# EXERCISE DESCRIPTION
Each line that holds the word "Slope" counts once; give the total for the records below and nothing else.

# MATERIALS PROVIDED
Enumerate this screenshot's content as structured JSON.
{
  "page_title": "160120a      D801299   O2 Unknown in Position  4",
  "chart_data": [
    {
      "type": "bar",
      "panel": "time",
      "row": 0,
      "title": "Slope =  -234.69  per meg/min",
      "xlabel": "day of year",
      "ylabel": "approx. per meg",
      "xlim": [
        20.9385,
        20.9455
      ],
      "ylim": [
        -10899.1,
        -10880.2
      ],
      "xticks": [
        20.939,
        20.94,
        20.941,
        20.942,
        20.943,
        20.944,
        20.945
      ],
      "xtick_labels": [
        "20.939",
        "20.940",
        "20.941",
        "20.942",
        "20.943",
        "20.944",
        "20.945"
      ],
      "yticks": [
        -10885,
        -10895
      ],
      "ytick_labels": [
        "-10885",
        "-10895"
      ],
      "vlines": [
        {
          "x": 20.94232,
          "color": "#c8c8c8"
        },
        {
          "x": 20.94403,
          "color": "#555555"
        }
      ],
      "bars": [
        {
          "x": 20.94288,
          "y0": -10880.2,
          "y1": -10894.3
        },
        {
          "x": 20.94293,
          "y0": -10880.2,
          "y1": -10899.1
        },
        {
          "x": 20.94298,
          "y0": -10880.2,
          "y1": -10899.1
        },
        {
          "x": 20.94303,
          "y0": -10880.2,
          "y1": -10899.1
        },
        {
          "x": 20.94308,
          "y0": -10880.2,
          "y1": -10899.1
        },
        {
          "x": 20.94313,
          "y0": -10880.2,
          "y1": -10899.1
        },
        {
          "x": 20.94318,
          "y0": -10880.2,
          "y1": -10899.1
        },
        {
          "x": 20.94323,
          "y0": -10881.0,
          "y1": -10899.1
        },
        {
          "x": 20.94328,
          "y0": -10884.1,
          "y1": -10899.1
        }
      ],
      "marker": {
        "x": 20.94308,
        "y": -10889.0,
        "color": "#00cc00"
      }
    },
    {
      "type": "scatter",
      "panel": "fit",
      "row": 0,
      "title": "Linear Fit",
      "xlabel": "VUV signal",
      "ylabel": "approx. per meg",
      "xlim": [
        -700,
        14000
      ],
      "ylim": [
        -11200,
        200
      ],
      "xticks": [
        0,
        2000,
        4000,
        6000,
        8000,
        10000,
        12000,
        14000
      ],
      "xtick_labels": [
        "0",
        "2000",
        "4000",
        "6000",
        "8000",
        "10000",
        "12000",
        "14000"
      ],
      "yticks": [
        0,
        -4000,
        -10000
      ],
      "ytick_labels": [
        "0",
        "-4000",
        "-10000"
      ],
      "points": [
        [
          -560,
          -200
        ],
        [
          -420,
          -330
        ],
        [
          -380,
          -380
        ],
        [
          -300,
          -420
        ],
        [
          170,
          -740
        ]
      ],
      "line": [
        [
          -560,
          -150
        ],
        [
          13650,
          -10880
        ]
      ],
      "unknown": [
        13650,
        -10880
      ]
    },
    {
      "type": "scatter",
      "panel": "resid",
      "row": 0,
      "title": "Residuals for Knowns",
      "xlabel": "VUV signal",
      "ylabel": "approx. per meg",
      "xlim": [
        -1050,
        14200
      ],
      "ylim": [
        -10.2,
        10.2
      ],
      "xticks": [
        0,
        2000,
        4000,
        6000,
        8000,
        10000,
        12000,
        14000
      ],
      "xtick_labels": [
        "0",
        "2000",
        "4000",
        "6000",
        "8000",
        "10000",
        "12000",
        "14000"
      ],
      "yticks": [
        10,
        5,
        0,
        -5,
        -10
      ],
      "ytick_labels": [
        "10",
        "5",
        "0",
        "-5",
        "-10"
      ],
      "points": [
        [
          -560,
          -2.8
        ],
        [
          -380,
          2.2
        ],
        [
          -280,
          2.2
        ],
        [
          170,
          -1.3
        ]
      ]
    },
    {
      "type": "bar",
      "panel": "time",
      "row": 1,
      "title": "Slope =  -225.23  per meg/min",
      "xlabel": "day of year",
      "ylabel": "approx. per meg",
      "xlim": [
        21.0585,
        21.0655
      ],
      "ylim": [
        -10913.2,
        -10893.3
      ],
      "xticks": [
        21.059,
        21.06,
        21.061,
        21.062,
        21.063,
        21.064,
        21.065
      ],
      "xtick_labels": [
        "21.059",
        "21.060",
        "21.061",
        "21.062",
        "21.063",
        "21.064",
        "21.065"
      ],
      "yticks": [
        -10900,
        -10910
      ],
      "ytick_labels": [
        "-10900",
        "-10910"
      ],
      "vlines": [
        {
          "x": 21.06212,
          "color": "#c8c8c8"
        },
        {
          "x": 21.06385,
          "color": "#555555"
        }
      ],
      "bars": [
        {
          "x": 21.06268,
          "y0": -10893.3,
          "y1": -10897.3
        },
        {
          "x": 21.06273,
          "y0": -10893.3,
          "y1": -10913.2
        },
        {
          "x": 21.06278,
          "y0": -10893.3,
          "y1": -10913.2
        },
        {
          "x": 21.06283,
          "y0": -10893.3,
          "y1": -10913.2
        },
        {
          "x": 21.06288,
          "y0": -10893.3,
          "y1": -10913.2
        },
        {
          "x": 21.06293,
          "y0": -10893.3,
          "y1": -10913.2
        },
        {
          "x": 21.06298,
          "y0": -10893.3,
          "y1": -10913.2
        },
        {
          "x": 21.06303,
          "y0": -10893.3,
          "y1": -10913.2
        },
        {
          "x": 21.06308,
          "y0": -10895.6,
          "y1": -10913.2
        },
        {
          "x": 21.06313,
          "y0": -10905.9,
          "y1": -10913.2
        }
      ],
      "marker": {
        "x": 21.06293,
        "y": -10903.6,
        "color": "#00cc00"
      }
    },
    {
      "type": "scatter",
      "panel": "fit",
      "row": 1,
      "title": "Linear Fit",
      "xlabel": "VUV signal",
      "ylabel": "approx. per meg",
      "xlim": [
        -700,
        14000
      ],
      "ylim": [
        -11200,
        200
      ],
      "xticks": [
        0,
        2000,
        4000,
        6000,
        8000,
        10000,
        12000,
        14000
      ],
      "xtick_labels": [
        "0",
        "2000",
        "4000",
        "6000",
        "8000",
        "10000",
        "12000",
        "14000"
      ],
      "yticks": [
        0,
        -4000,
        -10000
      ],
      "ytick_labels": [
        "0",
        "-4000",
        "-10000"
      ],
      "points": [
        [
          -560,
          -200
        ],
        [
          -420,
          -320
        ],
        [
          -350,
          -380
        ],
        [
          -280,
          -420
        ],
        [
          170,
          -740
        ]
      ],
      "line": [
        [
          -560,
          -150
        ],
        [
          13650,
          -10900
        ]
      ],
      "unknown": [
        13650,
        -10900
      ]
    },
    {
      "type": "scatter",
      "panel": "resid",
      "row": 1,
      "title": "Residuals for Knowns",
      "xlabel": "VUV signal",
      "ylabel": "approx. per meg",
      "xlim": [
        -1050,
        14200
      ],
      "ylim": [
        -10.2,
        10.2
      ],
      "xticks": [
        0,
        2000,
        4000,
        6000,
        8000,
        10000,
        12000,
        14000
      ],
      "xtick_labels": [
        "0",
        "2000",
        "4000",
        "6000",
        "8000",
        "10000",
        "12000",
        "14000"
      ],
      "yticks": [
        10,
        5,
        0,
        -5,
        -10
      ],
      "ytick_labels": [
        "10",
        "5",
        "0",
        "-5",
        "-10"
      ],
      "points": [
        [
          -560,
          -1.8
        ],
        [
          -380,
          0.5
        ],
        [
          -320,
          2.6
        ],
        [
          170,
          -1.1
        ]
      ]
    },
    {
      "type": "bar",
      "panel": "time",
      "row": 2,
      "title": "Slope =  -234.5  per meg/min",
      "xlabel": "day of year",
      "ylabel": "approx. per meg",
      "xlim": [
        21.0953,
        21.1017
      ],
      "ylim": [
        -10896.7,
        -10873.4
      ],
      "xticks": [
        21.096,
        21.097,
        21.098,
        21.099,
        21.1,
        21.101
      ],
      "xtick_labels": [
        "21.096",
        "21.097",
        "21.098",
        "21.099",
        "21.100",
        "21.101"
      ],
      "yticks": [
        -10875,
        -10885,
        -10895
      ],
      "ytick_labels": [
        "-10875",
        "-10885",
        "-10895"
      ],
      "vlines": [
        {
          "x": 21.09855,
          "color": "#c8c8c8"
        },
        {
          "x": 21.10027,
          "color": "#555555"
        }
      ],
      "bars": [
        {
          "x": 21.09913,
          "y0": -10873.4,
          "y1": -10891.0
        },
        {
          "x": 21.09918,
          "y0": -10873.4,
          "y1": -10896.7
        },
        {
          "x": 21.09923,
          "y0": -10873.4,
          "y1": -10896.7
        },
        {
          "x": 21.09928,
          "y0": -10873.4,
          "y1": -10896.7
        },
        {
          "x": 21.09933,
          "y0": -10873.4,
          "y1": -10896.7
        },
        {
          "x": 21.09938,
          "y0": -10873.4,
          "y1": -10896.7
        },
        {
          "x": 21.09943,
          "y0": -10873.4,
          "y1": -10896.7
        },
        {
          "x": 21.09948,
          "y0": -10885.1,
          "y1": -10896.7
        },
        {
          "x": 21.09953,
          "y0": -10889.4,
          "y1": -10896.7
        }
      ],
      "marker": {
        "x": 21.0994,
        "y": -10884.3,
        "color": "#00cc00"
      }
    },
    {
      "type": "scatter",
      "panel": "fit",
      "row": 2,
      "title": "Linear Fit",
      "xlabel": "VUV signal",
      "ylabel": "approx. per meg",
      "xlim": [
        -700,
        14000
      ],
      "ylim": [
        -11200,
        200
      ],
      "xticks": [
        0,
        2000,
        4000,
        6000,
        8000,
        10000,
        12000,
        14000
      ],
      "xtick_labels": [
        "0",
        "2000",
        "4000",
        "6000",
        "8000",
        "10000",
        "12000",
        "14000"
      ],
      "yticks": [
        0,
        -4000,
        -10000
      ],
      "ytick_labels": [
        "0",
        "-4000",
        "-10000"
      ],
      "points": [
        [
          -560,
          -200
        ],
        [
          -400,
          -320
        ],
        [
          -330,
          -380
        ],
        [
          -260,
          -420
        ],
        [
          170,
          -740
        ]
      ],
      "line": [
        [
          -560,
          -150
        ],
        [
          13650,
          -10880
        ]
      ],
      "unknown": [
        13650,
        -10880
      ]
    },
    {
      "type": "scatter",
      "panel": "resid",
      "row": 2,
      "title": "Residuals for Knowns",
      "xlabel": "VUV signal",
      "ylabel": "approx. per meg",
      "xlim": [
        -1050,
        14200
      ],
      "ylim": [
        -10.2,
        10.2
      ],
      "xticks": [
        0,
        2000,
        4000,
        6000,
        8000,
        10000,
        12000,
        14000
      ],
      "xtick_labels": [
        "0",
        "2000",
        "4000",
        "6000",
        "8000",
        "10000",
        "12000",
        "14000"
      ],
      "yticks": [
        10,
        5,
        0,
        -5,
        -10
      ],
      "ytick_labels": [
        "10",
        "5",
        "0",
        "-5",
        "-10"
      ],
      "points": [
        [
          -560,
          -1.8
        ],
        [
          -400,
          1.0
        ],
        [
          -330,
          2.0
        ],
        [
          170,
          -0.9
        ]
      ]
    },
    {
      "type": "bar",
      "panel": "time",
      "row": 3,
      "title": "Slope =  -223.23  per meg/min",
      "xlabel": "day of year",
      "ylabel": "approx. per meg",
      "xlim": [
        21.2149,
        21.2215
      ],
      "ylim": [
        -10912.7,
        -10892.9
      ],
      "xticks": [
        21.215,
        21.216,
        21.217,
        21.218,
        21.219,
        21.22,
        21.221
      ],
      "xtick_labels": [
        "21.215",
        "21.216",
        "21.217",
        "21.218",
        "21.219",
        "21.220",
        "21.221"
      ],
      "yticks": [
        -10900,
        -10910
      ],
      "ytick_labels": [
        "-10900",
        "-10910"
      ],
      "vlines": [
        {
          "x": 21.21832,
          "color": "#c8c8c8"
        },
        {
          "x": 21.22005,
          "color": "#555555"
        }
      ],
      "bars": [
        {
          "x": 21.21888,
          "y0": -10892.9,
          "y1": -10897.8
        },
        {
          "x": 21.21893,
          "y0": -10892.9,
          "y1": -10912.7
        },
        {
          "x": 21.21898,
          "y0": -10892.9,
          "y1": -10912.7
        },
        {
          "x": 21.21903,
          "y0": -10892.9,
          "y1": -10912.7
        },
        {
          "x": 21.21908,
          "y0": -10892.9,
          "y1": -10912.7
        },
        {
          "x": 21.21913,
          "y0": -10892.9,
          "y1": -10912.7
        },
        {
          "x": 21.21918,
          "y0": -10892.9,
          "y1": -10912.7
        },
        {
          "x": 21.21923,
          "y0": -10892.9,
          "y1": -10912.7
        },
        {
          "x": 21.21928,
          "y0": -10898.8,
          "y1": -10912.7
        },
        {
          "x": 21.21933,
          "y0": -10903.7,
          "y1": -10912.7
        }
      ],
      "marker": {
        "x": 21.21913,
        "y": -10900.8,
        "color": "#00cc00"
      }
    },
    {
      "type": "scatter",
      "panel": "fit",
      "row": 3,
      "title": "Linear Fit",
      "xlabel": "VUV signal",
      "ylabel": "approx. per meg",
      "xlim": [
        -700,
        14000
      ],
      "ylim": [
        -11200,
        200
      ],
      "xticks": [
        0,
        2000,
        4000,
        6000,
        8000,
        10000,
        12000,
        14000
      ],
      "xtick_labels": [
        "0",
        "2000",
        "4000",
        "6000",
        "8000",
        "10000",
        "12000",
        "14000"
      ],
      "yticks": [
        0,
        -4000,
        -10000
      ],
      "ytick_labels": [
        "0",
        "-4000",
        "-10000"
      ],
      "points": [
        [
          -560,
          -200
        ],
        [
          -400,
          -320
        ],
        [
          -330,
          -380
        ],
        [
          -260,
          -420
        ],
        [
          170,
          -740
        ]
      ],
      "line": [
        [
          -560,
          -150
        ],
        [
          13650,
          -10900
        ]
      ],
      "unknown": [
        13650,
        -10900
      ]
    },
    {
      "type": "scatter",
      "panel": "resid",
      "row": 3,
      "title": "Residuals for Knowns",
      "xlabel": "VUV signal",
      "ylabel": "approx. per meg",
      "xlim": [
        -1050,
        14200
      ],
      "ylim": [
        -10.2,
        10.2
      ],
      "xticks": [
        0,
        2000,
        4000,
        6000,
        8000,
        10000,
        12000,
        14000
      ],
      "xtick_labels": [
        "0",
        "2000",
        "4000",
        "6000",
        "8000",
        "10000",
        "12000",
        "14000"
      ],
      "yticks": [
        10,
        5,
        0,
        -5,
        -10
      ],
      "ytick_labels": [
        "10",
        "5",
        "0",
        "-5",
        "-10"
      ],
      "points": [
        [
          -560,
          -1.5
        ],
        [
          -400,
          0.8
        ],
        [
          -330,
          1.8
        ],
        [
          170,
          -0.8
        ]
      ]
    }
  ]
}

# CORRECT RESPONSE
4